+++ Material to process

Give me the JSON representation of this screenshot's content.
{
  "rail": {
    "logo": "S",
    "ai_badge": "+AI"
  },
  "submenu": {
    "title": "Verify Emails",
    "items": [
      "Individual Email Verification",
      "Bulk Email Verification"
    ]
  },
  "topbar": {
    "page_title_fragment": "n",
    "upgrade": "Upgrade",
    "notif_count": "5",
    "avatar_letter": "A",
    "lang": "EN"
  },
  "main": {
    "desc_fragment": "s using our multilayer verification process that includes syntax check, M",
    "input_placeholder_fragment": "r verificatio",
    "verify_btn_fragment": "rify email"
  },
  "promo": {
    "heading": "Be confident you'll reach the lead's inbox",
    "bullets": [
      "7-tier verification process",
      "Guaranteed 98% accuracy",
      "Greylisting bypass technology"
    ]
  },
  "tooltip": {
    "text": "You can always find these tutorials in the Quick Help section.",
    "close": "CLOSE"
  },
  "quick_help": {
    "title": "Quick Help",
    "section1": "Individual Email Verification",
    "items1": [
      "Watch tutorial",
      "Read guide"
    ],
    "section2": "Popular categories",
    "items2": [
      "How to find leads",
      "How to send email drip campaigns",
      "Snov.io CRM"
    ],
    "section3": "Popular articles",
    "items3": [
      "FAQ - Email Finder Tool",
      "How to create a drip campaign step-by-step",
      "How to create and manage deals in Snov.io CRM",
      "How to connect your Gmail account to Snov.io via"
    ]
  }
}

++++++

(Task goal): Print all the data exactly.

(Solved exercise):
Give me the JSON representation of this screenshot's content.
{
  "rail": {
    "logo": "S",
    "ai_badge": "+AI"
  },
  "submenu": {
    "title": "Verify Emails",
    "items": [
      "Individual Email Verification",
      "Bulk Email Verification"
    ]
  },
  "topbar": {
    "page_title_fragment": "n",
    "upgrade": "Upgrade",
    "notif_count": "5",
    "avatar_letter": "A",
    "lang": "EN"
  },
  "main": {
    "desc_fragment": "s using our multilayer verification process that includes syntax check, M",
    "input_placeholder_fragment": "r verificatio",
    "verify_btn_fragment": "rify email"
  },
  "promo": {
    "heading": "Be confident you'll reach the lead's inbox",
    "bullets": [
      "7-tier verification process",
      "Guaranteed 98% accuracy",
      "Greylisting bypass technology"
    ]
  },
  "tooltip": {
    "text": "You can always find these tutorials in the Quick Help section.",
    "close": "CLOSE"
  },
  "quick_help": {
    "title": "Quick Help",
    "section1": "Individual Email Verification",
    "items1": [
      "Watch tutorial",
      "Read guide"
    ],
    "section2": "Popular categories",
    "items2": [
      "How to find leads",
      "How to send email drip campaigns",
      "Snov.io CRM"
    ],
    "section3": "Popular articles",
    "items3": [
      "FAQ - Email Finder Tool",
      "How to create a drip campaign step-by-step",
      "How to create and manage deals in Snov.io CRM",
      "How to connect your Gmail account to Snov.io via"
    ]
  }
}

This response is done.